Directions for this task: Where a line of the material contains the string "JSON", copy that line.

Saved data entries
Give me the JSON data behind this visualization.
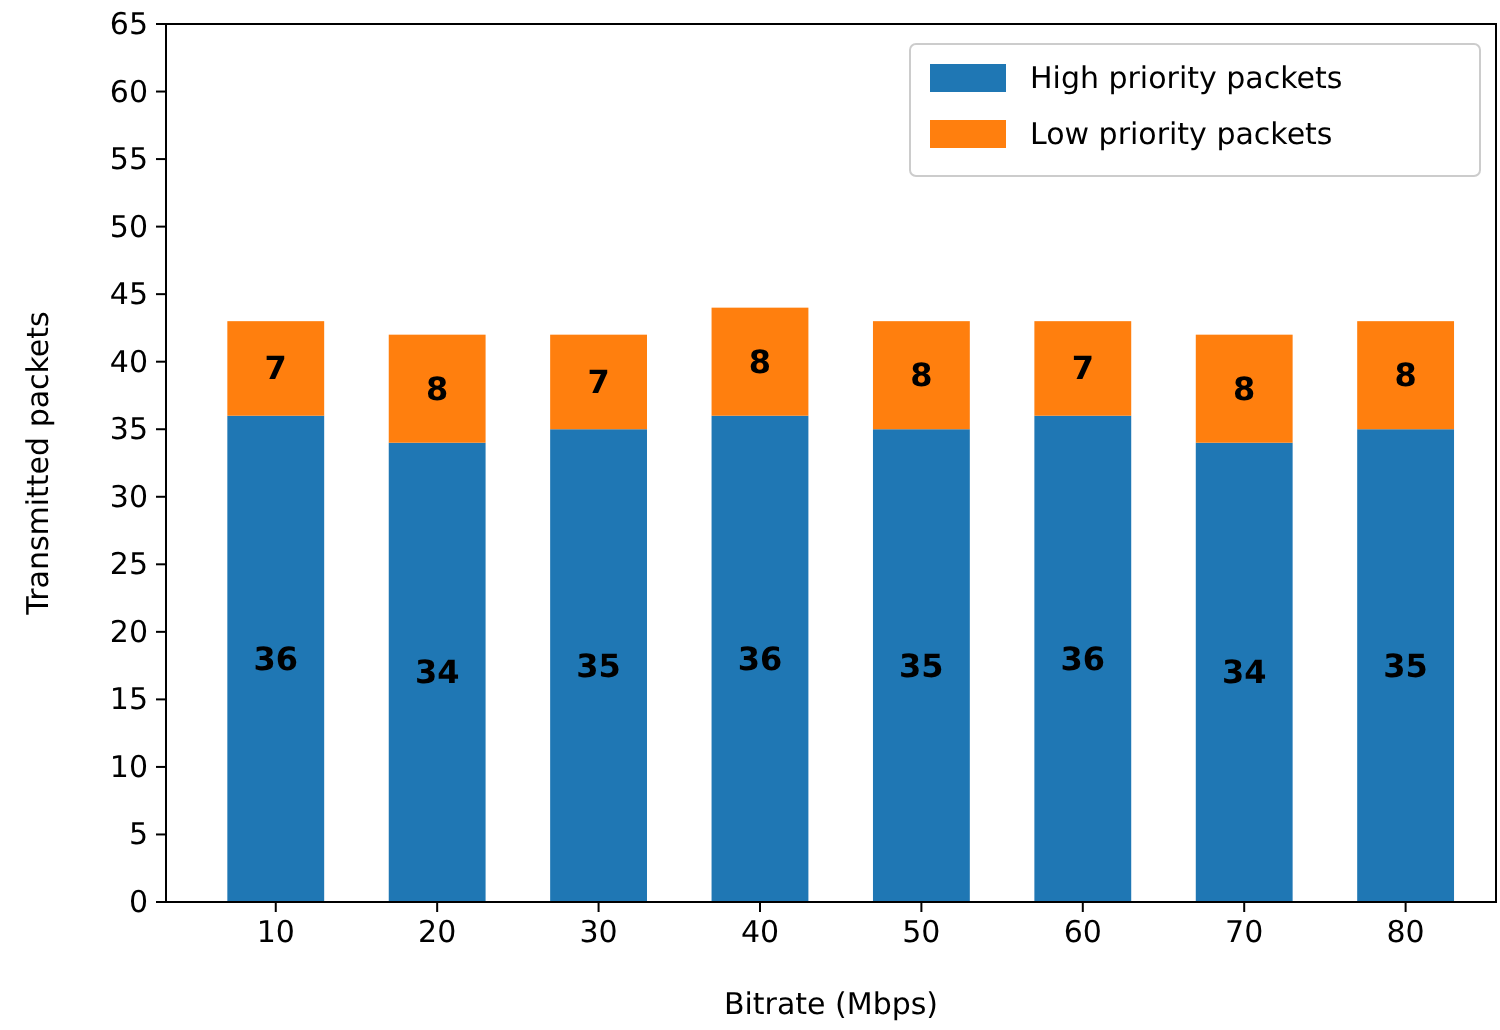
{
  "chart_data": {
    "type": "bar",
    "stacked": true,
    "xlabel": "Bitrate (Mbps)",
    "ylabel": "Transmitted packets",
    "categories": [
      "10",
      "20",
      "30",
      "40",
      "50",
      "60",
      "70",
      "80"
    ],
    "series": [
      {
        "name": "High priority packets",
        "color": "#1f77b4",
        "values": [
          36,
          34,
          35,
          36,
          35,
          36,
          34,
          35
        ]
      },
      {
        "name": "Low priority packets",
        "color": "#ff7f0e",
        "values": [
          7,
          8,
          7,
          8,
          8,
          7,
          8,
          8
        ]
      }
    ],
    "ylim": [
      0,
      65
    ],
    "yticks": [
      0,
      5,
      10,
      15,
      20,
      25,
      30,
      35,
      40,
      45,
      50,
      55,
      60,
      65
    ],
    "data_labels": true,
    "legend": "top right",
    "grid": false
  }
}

---

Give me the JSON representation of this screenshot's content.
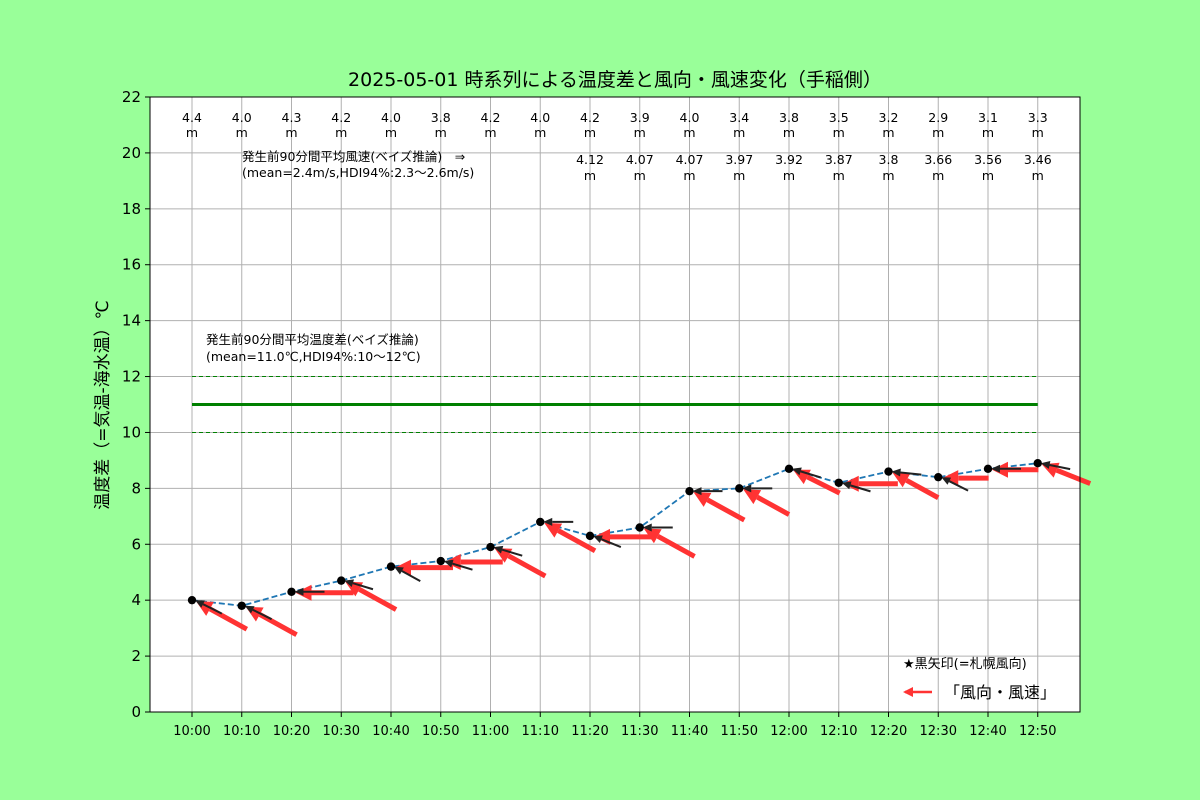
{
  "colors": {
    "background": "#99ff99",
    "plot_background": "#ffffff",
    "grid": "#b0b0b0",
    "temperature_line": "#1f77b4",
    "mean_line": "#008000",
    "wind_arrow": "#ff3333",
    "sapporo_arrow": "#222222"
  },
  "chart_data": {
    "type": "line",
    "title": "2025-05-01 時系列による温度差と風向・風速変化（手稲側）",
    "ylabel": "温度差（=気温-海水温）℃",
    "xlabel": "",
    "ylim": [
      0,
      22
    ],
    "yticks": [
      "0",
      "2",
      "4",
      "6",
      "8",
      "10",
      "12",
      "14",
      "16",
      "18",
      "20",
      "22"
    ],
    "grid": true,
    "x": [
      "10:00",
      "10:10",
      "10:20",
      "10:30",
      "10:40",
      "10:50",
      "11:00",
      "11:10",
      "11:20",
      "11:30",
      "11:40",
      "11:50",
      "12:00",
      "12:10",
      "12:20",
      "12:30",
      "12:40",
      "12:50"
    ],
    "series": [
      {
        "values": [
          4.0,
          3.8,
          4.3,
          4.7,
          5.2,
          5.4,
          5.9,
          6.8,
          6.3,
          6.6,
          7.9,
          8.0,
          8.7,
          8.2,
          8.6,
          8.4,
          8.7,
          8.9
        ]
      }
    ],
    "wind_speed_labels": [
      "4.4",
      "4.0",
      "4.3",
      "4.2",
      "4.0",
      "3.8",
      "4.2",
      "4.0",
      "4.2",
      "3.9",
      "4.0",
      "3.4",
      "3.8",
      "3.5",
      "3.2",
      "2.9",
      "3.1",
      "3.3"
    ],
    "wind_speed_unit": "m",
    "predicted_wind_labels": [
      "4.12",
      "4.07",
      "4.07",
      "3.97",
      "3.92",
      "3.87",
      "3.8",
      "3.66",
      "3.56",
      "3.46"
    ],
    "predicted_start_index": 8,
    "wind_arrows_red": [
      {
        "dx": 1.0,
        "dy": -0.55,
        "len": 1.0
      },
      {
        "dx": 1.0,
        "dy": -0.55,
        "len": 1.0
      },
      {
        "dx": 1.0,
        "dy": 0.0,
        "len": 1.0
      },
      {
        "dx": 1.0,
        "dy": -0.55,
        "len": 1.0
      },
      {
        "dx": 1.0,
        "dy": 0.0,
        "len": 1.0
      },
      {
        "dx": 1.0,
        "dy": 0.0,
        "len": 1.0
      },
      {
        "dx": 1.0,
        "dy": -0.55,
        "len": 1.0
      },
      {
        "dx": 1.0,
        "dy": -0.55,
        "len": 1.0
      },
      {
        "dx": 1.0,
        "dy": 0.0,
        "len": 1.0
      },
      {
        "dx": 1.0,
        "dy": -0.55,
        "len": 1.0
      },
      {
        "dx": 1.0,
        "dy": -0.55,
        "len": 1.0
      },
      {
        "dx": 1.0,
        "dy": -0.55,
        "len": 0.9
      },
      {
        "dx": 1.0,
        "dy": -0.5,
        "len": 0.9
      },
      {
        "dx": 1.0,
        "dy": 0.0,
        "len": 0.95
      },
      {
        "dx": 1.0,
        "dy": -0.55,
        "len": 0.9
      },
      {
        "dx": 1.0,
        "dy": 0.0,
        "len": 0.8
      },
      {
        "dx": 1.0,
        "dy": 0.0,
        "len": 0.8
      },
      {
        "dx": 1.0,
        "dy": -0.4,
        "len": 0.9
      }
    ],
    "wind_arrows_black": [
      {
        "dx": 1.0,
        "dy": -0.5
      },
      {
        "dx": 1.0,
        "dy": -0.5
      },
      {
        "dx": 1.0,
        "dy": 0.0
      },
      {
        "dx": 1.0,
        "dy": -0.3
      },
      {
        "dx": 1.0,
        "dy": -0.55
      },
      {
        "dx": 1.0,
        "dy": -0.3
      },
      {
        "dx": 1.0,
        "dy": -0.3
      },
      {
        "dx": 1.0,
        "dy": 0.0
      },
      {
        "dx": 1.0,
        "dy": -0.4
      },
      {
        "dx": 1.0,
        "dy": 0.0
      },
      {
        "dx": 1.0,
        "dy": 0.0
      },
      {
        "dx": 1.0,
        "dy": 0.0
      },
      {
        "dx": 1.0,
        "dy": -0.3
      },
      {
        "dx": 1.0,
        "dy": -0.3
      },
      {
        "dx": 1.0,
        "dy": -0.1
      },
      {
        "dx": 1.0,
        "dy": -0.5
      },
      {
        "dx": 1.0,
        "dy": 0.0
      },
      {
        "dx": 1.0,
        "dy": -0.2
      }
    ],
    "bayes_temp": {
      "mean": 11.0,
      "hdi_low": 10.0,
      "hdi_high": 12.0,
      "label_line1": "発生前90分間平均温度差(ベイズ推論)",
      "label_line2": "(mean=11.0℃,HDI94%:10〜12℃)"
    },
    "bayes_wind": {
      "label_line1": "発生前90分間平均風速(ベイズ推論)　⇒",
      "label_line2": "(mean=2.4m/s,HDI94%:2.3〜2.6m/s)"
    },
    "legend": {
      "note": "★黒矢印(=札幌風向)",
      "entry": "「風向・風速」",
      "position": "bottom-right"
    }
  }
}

Response to this task:
Give me the JSON data behind this visualization.
Give me the JSON representation of this screenshot's content.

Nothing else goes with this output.